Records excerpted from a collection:
━━━━━━━━

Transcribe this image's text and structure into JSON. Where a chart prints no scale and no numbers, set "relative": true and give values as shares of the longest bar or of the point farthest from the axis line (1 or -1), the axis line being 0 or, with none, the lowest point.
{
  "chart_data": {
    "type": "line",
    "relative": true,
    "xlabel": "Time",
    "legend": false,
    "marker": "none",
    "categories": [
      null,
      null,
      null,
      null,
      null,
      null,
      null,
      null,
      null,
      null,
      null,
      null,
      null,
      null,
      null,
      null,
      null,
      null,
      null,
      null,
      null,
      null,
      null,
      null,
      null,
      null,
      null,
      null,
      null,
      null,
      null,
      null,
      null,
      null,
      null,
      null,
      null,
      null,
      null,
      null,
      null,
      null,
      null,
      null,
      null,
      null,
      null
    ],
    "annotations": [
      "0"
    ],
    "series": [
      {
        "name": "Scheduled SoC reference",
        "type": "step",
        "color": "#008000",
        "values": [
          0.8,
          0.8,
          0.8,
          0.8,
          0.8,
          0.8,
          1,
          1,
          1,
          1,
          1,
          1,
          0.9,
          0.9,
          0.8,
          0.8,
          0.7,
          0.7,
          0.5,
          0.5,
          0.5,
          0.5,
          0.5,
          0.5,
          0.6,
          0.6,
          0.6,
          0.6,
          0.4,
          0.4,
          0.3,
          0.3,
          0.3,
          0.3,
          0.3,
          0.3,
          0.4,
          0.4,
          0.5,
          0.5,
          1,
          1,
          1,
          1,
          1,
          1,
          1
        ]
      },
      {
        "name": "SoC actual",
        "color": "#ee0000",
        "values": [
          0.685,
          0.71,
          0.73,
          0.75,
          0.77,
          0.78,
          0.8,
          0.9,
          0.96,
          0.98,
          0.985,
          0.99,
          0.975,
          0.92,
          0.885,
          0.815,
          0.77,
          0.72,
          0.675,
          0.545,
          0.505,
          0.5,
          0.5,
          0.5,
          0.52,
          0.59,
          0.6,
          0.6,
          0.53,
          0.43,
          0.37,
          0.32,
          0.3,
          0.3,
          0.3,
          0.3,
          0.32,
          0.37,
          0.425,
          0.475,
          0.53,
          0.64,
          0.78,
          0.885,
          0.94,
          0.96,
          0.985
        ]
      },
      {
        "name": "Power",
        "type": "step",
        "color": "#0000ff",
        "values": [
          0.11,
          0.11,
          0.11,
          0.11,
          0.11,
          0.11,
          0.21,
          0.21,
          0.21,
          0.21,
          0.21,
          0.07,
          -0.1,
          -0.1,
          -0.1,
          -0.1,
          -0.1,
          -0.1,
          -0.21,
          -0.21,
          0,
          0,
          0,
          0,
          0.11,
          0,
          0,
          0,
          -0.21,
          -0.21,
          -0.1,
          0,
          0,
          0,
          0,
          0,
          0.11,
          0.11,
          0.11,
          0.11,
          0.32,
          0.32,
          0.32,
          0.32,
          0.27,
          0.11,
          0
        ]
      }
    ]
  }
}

━━━━━━━━

## Stated problem
The records above must be repeated exactly, every one of them.

## Full answer
Transcribe this image's text and structure into JSON. Where a chart prints no scale and no numbers, set "relative": true and give values as shares of the longest bar or of the point farthest from the axis line (1 or -1), the axis line being 0 or, with none, the lowest point.
{
  "chart_data": {
    "type": "line",
    "relative": true,
    "xlabel": "Time",
    "legend": false,
    "marker": "none",
    "categories": [
      null,
      null,
      null,
      null,
      null,
      null,
      null,
      null,
      null,
      null,
      null,
      null,
      null,
      null,
      null,
      null,
      null,
      null,
      null,
      null,
      null,
      null,
      null,
      null,
      null,
      null,
      null,
      null,
      null,
      null,
      null,
      null,
      null,
      null,
      null,
      null,
      null,
      null,
      null,
      null,
      null,
      null,
      null,
      null,
      null,
      null,
      null
    ],
    "annotations": [
      "0"
    ],
    "series": [
      {
        "name": "Scheduled SoC reference",
        "type": "step",
        "color": "#008000",
        "values": [
          0.8,
          0.8,
          0.8,
          0.8,
          0.8,
          0.8,
          1,
          1,
          1,
          1,
          1,
          1,
          0.9,
          0.9,
          0.8,
          0.8,
          0.7,
          0.7,
          0.5,
          0.5,
          0.5,
          0.5,
          0.5,
          0.5,
          0.6,
          0.6,
          0.6,
          0.6,
          0.4,
          0.4,
          0.3,
          0.3,
          0.3,
          0.3,
          0.3,
          0.3,
          0.4,
          0.4,
          0.5,
          0.5,
          1,
          1,
          1,
          1,
          1,
          1,
          1
        ]
      },
      {
        "name": "SoC actual",
        "color": "#ee0000",
        "values": [
          0.685,
          0.71,
          0.73,
          0.75,
          0.77,
          0.78,
          0.8,
          0.9,
          0.96,
          0.98,
          0.985,
          0.99,
          0.975,
          0.92,
          0.885,
          0.815,
          0.77,
          0.72,
          0.675,
          0.545,
          0.505,
          0.5,
          0.5,
          0.5,
          0.52,
          0.59,
          0.6,
          0.6,
          0.53,
          0.43,
          0.37,
          0.32,
          0.3,
          0.3,
          0.3,
          0.3,
          0.32,
          0.37,
          0.425,
          0.475,
          0.53,
          0.64,
          0.78,
          0.885,
          0.94,
          0.96,
          0.985
        ]
      },
      {
        "name": "Power",
        "type": "step",
        "color": "#0000ff",
        "values": [
          0.11,
          0.11,
          0.11,
          0.11,
          0.11,
          0.11,
          0.21,
          0.21,
          0.21,
          0.21,
          0.21,
          0.07,
          -0.1,
          -0.1,
          -0.1,
          -0.1,
          -0.1,
          -0.1,
          -0.21,
          -0.21,
          0,
          0,
          0,
          0,
          0.11,
          0,
          0,
          0,
          -0.21,
          -0.21,
          -0.1,
          0,
          0,
          0,
          0,
          0,
          0.11,
          0.11,
          0.11,
          0.11,
          0.32,
          0.32,
          0.32,
          0.32,
          0.27,
          0.11,
          0
        ]
      }
    ]
  }
}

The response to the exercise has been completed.